Task prompt:
Every line below that holds the string "UserServiceImpl" should be copied out.
---+---
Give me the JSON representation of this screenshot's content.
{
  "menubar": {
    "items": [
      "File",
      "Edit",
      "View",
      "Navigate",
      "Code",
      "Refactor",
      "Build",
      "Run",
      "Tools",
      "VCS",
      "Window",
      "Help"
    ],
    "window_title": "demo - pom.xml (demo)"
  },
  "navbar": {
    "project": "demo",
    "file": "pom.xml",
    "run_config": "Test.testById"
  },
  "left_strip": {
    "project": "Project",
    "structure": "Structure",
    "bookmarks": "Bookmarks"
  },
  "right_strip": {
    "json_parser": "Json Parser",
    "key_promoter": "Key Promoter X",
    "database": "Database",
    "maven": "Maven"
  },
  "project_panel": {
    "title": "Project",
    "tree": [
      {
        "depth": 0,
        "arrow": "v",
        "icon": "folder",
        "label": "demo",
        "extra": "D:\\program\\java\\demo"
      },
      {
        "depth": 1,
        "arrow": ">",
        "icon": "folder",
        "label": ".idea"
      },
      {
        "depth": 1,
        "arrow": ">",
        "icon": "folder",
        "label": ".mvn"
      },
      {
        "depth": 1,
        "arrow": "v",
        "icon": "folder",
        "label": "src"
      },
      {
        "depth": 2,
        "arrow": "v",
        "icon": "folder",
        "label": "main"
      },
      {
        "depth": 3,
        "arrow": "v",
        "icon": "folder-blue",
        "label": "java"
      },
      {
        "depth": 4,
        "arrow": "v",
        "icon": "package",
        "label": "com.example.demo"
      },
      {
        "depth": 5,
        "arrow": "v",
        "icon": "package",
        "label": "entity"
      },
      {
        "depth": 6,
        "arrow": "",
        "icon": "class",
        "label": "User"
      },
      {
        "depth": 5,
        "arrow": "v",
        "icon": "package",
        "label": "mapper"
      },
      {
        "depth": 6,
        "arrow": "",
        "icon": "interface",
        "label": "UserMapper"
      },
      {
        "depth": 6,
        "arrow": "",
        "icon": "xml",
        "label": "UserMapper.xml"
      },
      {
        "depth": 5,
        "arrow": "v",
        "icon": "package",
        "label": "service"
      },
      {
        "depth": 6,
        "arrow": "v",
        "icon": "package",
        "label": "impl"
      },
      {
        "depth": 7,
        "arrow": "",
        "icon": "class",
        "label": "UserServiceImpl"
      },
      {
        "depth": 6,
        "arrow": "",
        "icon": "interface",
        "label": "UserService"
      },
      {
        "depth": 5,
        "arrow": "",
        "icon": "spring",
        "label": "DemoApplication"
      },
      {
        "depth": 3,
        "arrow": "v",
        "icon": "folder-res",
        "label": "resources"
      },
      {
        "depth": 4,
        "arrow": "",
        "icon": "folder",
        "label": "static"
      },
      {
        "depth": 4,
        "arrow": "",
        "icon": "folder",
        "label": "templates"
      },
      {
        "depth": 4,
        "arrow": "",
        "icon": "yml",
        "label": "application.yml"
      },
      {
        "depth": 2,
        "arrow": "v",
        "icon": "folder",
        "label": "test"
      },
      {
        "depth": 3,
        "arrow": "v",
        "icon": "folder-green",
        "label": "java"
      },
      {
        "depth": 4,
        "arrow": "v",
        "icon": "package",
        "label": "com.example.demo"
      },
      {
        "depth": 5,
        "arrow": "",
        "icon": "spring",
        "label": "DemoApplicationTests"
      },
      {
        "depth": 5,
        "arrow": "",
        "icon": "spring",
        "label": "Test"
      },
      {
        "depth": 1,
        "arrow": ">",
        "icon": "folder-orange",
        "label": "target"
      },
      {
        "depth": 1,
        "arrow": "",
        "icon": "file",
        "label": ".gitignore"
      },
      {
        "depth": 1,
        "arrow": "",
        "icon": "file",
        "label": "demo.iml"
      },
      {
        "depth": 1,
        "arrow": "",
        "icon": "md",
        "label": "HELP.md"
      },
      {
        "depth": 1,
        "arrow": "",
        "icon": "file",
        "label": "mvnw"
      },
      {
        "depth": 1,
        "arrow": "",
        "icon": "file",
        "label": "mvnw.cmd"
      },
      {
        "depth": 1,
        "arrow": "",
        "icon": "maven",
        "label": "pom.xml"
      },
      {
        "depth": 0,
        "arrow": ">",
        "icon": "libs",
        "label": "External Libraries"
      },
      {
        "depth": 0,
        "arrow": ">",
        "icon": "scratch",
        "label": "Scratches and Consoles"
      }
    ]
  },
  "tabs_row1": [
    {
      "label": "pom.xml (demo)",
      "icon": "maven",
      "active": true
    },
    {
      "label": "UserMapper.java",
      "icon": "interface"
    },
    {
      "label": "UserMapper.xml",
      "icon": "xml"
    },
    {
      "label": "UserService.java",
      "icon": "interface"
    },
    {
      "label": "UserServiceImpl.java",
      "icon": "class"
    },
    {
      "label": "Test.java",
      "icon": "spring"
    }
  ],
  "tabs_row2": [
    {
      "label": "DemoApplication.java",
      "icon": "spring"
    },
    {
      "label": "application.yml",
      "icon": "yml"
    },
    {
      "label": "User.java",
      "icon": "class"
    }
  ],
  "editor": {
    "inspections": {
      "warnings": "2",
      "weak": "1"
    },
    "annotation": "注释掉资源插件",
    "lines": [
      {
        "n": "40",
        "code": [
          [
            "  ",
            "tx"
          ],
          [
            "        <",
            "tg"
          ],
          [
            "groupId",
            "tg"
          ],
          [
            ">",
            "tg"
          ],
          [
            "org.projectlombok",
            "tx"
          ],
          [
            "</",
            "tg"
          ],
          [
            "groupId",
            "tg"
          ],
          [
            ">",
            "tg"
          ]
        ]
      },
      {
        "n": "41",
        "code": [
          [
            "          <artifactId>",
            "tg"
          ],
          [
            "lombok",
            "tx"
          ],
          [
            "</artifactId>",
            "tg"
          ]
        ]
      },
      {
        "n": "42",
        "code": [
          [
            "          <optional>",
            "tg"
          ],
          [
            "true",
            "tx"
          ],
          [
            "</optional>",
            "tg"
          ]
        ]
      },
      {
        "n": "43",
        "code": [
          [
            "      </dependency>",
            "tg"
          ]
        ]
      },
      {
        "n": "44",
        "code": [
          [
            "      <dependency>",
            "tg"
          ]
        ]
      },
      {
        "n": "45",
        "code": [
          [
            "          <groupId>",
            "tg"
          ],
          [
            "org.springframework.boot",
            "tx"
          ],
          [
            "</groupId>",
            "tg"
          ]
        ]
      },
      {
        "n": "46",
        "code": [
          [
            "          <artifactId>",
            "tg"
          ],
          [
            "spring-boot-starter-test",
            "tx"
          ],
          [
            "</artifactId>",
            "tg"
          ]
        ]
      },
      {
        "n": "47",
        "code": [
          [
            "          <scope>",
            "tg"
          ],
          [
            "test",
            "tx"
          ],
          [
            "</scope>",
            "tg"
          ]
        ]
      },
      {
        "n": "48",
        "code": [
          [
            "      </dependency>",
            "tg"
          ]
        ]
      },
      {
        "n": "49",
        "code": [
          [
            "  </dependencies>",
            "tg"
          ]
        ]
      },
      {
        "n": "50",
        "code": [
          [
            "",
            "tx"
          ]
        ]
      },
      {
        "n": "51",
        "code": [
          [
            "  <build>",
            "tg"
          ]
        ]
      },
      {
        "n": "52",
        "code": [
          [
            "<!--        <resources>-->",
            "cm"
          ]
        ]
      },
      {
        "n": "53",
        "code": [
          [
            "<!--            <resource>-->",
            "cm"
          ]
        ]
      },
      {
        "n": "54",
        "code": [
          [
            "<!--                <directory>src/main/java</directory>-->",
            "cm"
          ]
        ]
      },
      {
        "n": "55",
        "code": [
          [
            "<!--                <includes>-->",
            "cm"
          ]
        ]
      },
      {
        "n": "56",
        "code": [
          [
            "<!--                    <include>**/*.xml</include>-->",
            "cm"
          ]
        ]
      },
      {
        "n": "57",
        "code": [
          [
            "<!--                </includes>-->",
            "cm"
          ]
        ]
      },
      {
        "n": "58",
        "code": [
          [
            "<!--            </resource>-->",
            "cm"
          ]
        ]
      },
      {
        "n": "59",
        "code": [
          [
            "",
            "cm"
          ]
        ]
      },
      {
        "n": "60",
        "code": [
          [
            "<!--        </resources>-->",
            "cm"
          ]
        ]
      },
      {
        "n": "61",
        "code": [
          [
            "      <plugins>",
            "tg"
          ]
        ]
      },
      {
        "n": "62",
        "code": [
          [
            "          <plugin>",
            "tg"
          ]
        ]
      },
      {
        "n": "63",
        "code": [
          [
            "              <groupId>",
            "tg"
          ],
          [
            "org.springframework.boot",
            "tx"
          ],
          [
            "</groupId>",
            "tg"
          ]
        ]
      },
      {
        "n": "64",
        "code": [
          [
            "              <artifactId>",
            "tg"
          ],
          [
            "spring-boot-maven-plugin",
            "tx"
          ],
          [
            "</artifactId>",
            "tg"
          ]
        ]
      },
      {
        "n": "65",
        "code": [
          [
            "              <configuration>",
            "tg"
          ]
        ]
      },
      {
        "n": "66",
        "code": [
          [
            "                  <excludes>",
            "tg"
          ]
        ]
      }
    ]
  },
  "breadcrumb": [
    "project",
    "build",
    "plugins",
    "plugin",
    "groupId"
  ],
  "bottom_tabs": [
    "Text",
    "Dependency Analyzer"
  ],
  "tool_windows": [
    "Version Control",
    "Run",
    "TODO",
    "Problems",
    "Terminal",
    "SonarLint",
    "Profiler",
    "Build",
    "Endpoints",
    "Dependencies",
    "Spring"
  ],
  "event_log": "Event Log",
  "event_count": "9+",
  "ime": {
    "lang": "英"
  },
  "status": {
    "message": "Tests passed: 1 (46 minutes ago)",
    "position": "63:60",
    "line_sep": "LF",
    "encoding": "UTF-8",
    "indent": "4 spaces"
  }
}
---+---
Complete answer:
        "label": "UserServiceImpl"
      "label": "UserServiceImpl.java",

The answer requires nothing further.